-------- Given information

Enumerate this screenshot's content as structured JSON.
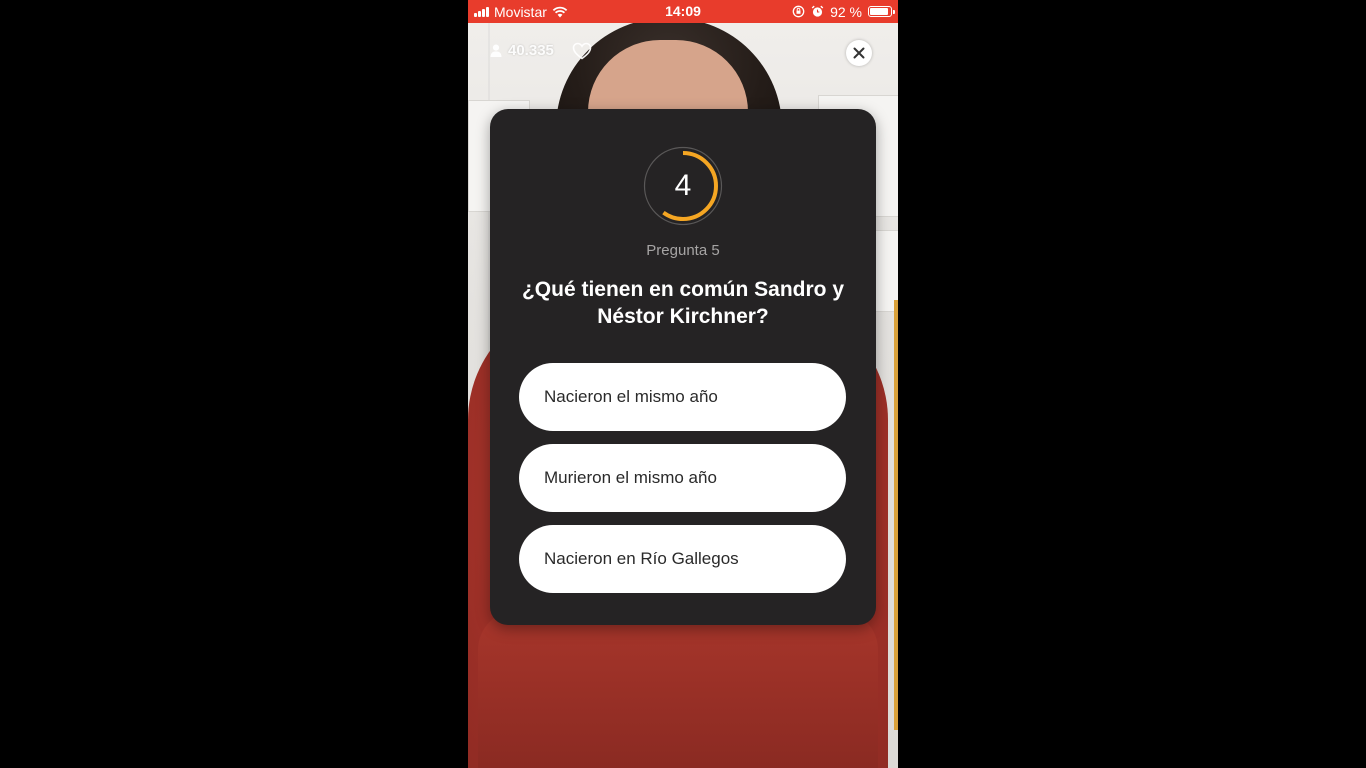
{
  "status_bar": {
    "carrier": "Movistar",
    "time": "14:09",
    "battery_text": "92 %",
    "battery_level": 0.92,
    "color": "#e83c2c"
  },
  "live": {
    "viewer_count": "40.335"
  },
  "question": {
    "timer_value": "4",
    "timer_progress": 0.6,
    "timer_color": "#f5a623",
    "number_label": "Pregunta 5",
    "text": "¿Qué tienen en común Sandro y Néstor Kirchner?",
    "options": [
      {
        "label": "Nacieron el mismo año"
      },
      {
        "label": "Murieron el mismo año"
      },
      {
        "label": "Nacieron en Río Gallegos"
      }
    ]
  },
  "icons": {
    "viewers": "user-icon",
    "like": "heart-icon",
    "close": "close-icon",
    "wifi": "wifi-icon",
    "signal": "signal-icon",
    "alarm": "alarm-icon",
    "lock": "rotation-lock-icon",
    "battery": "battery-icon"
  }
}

----------------
-------- Given information

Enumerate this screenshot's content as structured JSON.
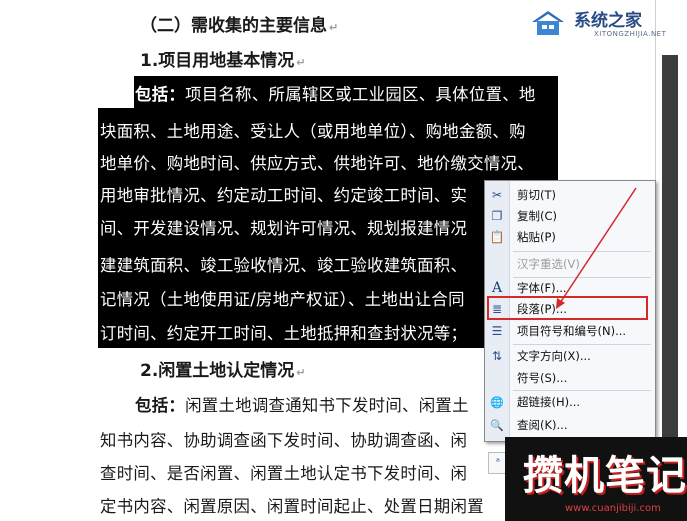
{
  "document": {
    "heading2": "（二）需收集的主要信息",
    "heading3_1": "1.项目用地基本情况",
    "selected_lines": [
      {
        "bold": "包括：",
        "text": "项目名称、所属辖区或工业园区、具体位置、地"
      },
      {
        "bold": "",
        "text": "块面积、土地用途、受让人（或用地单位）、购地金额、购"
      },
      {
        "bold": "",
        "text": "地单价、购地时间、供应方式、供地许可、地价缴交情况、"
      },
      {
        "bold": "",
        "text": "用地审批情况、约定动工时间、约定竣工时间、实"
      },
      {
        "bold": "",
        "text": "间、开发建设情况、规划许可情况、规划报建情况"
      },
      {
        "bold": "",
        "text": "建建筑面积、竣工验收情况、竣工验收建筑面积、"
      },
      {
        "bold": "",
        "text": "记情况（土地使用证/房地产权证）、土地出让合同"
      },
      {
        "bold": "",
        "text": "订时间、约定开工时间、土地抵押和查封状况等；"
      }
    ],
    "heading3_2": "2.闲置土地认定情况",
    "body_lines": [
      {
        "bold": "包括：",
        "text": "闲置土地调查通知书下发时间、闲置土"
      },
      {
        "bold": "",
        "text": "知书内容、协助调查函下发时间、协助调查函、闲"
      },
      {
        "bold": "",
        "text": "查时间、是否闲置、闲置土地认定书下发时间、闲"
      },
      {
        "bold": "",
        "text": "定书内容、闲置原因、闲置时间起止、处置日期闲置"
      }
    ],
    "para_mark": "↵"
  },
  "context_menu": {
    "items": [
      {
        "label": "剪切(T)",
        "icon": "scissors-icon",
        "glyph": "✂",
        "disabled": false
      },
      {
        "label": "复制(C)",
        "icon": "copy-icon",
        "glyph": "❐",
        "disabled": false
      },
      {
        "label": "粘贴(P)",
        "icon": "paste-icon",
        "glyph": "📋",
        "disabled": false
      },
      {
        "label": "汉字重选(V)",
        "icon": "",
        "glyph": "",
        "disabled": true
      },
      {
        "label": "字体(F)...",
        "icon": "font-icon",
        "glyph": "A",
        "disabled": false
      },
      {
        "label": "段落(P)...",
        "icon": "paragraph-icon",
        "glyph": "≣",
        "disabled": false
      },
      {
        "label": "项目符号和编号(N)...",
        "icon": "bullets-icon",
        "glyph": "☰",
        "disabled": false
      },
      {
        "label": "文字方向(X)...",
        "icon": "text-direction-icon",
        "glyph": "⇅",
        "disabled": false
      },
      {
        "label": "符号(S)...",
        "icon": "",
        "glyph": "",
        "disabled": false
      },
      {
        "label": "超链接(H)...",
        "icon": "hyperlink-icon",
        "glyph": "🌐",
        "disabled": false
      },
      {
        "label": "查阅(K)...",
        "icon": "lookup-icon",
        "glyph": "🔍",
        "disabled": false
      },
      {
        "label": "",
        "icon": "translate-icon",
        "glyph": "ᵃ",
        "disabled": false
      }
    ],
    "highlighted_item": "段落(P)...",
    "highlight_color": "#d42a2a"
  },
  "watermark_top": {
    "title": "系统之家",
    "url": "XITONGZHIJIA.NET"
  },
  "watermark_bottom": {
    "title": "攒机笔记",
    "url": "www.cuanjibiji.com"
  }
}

----------------

Problem to solve » Each line that holds the string "glyph" counts once; give the total and nothing else.

Worked solution » 12